— Short problem —
Show every line below where "this" can be found.

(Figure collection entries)
--- begin ---
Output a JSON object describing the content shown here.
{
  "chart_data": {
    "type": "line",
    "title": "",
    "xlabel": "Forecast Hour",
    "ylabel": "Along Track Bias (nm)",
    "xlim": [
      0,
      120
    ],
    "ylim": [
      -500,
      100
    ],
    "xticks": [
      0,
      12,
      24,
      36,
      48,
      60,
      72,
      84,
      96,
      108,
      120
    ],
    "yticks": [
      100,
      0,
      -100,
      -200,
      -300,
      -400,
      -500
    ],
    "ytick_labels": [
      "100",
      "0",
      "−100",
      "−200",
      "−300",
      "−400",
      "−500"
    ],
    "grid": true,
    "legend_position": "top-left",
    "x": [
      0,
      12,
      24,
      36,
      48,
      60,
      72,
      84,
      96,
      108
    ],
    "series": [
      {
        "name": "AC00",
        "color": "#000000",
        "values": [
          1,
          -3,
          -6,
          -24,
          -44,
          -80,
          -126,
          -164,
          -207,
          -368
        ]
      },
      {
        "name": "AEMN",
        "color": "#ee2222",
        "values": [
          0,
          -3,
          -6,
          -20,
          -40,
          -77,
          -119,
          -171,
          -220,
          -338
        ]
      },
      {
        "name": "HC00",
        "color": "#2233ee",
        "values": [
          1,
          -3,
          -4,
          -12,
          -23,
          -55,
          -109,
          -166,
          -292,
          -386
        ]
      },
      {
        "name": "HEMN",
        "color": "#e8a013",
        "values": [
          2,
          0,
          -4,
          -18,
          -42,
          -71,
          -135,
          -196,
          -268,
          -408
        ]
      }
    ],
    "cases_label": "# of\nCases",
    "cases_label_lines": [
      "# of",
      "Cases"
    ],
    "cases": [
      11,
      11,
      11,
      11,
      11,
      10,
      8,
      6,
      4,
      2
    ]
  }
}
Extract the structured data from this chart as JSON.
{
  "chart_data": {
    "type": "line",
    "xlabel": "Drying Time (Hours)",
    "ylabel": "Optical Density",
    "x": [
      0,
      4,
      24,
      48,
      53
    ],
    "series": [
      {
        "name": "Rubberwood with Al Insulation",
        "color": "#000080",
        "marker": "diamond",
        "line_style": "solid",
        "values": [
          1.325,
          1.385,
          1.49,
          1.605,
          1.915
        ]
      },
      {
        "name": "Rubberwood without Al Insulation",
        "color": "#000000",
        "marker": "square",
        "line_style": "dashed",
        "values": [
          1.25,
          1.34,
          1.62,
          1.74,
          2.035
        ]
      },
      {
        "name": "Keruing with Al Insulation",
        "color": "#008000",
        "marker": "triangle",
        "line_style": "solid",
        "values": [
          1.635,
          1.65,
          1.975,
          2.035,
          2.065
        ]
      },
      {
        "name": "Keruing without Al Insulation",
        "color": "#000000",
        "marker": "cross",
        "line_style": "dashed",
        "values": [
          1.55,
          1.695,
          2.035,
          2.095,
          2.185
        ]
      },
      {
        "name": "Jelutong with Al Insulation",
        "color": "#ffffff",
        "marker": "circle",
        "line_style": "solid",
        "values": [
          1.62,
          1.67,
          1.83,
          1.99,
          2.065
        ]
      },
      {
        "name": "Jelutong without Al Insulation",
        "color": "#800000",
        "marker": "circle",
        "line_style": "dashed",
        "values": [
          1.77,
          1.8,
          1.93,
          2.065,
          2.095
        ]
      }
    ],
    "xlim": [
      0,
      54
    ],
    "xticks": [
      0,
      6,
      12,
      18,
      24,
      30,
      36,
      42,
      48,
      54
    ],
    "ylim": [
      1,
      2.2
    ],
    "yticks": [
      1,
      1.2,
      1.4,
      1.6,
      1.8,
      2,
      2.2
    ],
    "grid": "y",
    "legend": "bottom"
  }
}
--- end ---
--- begin ---
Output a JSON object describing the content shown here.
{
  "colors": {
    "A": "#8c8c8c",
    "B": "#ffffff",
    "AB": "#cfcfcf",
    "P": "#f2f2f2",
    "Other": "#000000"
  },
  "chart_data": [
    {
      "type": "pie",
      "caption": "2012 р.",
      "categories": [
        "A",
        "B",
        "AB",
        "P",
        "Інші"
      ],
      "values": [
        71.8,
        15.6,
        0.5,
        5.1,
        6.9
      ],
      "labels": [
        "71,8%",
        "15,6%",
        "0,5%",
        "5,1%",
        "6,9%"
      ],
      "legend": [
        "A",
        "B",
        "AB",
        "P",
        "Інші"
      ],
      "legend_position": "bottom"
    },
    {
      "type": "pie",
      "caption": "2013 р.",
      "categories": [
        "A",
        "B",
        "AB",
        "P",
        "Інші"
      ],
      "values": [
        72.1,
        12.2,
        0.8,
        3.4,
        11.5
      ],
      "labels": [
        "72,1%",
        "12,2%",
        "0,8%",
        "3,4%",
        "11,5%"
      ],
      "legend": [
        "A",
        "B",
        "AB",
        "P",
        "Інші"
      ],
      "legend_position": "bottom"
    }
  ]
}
--- end ---
--- begin ---
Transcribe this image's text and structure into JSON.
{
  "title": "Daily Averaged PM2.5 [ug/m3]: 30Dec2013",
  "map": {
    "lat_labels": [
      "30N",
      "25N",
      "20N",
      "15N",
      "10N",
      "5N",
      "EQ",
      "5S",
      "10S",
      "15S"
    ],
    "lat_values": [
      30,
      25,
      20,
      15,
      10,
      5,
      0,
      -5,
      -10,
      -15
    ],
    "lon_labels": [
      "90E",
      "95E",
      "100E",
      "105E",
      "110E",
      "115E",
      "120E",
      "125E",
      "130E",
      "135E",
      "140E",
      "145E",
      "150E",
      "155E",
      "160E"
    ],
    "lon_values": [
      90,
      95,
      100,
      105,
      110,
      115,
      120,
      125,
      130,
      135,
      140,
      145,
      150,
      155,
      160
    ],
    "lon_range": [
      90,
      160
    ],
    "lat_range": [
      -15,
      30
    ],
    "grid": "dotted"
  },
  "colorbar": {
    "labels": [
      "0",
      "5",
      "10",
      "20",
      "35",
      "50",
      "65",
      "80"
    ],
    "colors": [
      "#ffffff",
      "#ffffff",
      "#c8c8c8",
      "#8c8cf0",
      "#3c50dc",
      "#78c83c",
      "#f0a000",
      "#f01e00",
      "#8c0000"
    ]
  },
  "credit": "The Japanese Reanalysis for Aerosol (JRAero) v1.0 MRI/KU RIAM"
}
--- end ---
— Exercise solution —
Extract the structured data from this chart as JSON.
Transcribe this image's text and structure into JSON.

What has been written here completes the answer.